Single out the lines of the material that contain "aspects" and copy them.

LISTED ENTRIES start

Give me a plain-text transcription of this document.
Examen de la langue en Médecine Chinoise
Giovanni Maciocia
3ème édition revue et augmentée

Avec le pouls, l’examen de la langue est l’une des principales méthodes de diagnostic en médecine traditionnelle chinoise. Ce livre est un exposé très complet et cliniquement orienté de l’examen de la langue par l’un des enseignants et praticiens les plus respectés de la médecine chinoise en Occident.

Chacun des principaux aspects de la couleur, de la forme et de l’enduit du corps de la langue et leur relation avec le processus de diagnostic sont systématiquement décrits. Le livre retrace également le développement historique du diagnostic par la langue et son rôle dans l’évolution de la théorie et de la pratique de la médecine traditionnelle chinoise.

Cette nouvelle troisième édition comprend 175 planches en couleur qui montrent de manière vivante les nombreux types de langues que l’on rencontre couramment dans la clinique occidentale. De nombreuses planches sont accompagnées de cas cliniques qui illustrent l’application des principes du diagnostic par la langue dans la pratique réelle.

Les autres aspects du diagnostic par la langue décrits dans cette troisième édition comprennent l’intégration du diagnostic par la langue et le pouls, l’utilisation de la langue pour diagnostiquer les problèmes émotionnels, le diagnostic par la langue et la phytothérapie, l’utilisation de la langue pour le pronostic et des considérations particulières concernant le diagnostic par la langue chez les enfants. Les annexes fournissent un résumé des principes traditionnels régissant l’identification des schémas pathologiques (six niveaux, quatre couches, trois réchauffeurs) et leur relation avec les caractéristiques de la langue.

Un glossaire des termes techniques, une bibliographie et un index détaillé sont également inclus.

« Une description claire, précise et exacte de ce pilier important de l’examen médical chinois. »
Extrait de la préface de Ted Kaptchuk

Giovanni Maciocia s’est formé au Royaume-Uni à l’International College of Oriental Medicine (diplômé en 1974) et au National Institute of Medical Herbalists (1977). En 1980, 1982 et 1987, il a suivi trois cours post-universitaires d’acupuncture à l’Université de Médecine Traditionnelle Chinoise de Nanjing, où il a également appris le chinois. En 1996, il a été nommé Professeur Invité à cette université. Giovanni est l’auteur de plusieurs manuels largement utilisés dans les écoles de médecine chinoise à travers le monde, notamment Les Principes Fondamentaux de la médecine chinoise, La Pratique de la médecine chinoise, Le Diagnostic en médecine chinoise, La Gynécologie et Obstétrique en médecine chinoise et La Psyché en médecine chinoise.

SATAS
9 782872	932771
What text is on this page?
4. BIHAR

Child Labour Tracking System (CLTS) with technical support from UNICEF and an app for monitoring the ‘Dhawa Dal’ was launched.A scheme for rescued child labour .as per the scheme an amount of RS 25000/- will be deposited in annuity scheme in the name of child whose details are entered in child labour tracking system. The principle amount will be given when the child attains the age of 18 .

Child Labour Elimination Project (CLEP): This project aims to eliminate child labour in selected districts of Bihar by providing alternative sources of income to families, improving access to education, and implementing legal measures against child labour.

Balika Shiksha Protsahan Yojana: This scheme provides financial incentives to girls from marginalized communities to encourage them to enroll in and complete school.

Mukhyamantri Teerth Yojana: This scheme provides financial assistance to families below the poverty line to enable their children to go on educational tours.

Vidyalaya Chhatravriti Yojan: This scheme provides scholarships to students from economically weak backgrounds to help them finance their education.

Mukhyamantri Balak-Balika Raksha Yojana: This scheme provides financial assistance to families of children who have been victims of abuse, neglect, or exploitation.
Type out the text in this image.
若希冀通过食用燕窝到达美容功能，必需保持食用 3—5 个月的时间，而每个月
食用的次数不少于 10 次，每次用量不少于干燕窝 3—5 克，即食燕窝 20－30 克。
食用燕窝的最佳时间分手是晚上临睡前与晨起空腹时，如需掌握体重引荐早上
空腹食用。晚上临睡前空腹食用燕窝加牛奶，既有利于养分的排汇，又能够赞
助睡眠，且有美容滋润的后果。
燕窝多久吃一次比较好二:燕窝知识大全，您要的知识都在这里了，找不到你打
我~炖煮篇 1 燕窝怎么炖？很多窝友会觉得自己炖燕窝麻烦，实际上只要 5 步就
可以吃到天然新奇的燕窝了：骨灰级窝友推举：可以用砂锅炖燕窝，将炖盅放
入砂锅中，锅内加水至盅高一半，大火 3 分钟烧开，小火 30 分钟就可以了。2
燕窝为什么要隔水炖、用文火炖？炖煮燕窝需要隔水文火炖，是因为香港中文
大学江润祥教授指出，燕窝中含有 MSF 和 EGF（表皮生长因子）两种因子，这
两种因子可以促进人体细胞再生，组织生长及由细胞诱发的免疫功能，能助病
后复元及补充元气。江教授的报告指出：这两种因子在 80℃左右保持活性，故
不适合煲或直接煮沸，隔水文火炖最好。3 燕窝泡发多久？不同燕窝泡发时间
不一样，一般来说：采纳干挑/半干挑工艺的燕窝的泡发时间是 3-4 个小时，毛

LISTED ENTRIES end

**TASK SOLUTION:**
Chacun des principaux aspects de la couleur, de la forme et de l’enduit du corps de la langue et leur relation avec le processus de diagnostic sont systématiquement décrits. Le livre retrace également le développement historique du diagnostic par la langue et son rôle dans l’évolution de la théorie et de la pratique de la médecine traditionnelle chinoise.
Les autres aspects du diagnostic par la langue décrits dans cette troisième édition comprennent l’intégration du diagnostic par la langue et le pouls, l’utilisation de la langue pour diagnostiquer les problèmes émotionnels, le diagnostic par la langue et la phytothérapie, l’utilisation de la langue pour le pronostic et des considérations particulières concernant le diagnostic par la langue chez les enfants. Les annexes fournissent un résumé des principes traditionnels régissant l’identification des schémas pathologiques (six niveaux, quatre couches, trois réchauffeurs) et leur relation avec les caractéristiques de la langue.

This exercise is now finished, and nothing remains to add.